▶ **WHAT NEEDS TO BE DONE**
Reproduce the material below verbatim, from its first line up to and including the line with "- guest-prefix: —: [335, 2034, 354, 2057]".

▶ **LISTING**
Start

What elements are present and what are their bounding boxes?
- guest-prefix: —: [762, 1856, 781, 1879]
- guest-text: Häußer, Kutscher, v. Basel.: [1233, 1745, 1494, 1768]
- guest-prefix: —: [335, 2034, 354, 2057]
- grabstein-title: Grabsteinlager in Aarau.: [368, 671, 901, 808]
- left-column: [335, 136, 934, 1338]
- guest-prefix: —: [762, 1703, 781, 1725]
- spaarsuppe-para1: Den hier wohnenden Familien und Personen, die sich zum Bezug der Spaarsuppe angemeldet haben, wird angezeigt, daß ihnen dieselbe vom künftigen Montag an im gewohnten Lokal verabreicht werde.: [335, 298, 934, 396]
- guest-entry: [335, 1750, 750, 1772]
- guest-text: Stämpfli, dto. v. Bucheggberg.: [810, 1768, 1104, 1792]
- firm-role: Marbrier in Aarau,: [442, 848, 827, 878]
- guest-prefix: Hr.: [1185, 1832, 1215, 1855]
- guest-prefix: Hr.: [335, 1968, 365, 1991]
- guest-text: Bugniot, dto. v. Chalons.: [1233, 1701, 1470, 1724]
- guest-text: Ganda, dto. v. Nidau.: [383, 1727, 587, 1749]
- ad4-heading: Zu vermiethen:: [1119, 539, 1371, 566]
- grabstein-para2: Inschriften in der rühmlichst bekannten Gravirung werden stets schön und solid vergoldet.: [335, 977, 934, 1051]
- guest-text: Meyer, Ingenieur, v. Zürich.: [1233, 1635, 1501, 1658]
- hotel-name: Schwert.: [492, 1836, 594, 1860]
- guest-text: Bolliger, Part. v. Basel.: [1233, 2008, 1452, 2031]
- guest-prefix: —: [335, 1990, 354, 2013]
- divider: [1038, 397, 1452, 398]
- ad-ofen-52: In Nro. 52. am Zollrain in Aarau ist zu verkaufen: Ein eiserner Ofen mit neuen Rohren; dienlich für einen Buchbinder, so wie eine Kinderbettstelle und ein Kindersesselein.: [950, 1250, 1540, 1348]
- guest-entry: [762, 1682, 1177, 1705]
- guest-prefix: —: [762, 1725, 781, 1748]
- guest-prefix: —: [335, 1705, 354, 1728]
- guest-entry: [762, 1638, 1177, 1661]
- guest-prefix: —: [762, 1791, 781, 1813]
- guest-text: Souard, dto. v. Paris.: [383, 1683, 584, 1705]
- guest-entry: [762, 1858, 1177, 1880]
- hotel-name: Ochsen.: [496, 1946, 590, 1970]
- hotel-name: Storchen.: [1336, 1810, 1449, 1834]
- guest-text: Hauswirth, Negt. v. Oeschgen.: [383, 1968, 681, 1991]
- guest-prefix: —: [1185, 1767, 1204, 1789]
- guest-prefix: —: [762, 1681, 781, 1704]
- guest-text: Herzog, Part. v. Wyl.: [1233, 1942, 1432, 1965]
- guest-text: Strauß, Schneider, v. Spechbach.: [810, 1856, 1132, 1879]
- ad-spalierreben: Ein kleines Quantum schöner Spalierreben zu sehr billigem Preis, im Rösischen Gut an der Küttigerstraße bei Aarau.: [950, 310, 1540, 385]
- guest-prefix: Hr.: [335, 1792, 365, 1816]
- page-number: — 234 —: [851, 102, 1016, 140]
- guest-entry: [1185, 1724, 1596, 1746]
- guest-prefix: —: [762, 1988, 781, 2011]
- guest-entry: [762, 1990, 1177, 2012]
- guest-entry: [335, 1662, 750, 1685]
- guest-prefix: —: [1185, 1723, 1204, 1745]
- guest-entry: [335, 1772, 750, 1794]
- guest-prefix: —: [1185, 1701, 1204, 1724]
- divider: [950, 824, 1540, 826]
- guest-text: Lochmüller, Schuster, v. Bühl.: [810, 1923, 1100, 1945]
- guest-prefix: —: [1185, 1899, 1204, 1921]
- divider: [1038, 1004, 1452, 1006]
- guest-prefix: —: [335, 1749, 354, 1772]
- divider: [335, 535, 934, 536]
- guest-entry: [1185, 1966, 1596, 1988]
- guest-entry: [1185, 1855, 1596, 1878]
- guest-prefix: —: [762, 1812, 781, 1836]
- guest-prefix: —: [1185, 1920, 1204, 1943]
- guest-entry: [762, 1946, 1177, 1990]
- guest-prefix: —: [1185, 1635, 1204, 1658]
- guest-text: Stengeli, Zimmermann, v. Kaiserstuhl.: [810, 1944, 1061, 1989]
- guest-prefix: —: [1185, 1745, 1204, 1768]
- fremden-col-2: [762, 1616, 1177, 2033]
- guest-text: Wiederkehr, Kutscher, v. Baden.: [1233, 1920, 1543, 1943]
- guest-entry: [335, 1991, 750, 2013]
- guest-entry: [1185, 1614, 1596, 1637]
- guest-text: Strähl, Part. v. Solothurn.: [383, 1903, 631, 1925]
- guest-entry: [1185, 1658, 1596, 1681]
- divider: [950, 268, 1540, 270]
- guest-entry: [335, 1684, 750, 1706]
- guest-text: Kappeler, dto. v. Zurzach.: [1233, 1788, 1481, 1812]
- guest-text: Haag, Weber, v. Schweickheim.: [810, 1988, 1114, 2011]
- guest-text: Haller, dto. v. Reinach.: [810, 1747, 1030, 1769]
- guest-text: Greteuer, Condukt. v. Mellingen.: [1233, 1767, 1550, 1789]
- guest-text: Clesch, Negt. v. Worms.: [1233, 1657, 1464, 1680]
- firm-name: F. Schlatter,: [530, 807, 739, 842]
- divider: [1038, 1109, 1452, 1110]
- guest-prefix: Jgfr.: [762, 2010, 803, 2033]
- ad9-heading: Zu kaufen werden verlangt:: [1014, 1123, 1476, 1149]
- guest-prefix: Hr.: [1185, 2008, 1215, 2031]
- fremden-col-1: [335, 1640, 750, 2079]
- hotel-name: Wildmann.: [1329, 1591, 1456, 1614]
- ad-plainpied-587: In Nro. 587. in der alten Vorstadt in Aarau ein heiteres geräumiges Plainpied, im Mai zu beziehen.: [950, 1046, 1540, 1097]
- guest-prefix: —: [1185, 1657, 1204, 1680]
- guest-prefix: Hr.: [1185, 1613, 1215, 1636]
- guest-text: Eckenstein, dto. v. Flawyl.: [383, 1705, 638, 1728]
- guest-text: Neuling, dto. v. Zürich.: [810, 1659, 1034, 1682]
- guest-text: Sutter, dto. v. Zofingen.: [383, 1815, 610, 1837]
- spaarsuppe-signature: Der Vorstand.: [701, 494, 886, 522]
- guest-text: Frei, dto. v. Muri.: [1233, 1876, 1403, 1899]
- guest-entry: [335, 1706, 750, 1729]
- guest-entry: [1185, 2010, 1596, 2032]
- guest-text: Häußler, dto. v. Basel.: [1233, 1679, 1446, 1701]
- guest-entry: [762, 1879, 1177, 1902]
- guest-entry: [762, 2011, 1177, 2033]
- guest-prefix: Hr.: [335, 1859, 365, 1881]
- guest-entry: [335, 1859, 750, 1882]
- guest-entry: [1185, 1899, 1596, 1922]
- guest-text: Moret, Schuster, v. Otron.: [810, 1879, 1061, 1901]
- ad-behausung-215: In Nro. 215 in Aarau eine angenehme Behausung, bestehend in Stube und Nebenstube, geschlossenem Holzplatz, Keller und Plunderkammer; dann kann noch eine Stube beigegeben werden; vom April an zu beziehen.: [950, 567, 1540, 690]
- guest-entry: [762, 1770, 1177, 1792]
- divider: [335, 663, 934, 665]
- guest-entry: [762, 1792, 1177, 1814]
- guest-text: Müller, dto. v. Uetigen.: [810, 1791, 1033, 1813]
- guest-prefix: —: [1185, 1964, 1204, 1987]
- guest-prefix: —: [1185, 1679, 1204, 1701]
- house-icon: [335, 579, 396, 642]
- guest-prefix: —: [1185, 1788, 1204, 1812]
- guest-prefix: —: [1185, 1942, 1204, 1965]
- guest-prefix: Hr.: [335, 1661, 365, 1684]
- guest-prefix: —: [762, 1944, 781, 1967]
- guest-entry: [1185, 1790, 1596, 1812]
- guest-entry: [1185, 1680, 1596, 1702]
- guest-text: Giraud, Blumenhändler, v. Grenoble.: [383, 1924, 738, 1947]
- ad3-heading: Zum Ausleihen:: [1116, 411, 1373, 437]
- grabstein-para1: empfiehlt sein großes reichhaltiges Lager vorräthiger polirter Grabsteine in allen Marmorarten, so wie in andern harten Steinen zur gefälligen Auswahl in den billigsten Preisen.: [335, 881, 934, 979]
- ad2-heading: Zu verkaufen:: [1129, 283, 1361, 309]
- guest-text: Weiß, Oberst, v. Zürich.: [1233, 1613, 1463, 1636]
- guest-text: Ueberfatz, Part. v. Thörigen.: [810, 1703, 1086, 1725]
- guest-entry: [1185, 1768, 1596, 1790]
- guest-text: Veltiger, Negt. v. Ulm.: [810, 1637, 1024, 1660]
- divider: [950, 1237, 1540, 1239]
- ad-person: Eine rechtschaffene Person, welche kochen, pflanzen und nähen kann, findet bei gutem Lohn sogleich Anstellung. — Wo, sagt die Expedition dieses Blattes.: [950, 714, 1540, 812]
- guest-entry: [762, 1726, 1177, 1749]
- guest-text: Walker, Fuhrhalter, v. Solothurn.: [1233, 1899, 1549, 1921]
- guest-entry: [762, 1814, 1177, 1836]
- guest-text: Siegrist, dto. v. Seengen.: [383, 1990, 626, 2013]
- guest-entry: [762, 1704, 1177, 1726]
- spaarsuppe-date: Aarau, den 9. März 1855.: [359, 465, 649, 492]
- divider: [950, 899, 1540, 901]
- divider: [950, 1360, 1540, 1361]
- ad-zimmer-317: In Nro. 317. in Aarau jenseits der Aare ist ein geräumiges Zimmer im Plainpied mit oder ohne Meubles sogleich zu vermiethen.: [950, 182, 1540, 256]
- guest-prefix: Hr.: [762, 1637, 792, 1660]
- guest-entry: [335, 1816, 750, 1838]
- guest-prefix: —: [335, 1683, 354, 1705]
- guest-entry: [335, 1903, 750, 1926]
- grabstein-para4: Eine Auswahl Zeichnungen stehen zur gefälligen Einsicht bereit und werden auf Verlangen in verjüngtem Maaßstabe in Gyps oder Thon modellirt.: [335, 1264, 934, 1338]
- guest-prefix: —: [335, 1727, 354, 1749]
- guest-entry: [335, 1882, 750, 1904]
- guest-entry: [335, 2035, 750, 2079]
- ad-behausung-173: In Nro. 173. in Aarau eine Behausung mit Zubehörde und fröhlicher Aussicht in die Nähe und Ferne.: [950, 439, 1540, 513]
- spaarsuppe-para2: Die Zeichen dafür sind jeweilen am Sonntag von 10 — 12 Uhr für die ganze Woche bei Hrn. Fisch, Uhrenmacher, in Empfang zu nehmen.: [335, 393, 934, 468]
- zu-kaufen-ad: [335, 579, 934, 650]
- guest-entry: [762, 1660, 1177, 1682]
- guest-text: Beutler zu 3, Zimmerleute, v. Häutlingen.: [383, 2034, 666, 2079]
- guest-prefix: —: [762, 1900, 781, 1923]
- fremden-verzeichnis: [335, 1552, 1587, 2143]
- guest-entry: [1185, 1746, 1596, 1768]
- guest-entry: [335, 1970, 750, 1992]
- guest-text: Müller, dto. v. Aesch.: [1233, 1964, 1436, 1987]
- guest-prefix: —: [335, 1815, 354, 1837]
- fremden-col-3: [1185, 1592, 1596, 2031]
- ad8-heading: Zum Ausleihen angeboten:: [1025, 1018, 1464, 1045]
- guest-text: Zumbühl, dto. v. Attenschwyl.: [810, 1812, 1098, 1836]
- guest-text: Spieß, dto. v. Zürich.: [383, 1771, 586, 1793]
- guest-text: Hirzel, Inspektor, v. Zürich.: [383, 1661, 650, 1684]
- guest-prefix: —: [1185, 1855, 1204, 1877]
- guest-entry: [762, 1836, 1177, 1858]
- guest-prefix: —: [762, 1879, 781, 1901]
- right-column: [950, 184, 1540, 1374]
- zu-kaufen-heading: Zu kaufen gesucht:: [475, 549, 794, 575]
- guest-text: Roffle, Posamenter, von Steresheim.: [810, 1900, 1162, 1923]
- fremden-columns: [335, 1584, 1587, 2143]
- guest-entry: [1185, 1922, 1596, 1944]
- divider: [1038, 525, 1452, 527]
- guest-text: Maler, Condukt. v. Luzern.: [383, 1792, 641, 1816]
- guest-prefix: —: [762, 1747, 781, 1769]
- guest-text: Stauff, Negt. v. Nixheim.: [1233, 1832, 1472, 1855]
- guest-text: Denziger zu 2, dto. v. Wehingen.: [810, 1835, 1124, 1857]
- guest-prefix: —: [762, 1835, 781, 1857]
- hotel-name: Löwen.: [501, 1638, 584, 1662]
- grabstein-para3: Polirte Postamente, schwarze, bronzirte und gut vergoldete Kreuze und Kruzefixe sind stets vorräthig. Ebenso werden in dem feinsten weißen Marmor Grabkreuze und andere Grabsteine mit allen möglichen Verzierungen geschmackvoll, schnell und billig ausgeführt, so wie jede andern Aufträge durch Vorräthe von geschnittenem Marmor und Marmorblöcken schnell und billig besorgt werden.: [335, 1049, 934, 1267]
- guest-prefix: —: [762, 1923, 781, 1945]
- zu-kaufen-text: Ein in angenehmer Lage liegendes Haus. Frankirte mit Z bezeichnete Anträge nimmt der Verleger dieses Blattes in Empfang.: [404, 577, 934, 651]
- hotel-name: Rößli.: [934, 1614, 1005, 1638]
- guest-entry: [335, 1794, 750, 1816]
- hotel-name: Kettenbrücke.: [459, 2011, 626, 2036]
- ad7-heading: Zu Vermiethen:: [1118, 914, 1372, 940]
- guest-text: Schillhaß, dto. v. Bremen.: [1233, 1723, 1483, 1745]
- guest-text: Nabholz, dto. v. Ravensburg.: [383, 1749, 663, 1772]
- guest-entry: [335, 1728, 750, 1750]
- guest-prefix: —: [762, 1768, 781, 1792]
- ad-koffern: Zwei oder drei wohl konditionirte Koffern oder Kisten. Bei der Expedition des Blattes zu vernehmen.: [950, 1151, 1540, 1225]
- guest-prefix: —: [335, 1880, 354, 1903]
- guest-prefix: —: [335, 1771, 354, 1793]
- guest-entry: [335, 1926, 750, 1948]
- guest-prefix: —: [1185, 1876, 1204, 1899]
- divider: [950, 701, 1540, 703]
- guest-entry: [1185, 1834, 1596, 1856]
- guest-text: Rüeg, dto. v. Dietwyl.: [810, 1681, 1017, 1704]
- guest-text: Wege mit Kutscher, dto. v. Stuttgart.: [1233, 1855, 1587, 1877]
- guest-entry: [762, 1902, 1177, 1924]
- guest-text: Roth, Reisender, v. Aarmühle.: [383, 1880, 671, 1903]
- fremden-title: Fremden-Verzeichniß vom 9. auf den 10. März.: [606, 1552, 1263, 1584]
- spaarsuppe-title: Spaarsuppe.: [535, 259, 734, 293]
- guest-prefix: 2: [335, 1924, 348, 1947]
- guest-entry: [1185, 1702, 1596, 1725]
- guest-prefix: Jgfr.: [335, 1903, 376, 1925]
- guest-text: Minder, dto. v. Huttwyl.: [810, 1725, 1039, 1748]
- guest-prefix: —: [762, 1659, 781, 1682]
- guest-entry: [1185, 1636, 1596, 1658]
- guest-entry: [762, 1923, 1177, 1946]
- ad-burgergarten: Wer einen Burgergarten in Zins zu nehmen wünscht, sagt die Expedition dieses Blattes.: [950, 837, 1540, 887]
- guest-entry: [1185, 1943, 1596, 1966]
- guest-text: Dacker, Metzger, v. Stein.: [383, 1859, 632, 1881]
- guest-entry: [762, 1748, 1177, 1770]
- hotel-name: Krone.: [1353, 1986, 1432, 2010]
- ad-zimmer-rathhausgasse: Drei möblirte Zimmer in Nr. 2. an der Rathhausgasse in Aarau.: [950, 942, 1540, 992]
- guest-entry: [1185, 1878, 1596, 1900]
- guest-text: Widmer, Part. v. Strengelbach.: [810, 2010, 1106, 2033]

End

▶ **RESULT OF THE EXERCISE**
What elements are present and what are their bounding boxes?
- guest-prefix: —: [762, 1856, 781, 1879]
- guest-text: Häußer, Kutscher, v. Basel.: [1233, 1745, 1494, 1768]
- guest-prefix: —: [335, 2034, 354, 2057]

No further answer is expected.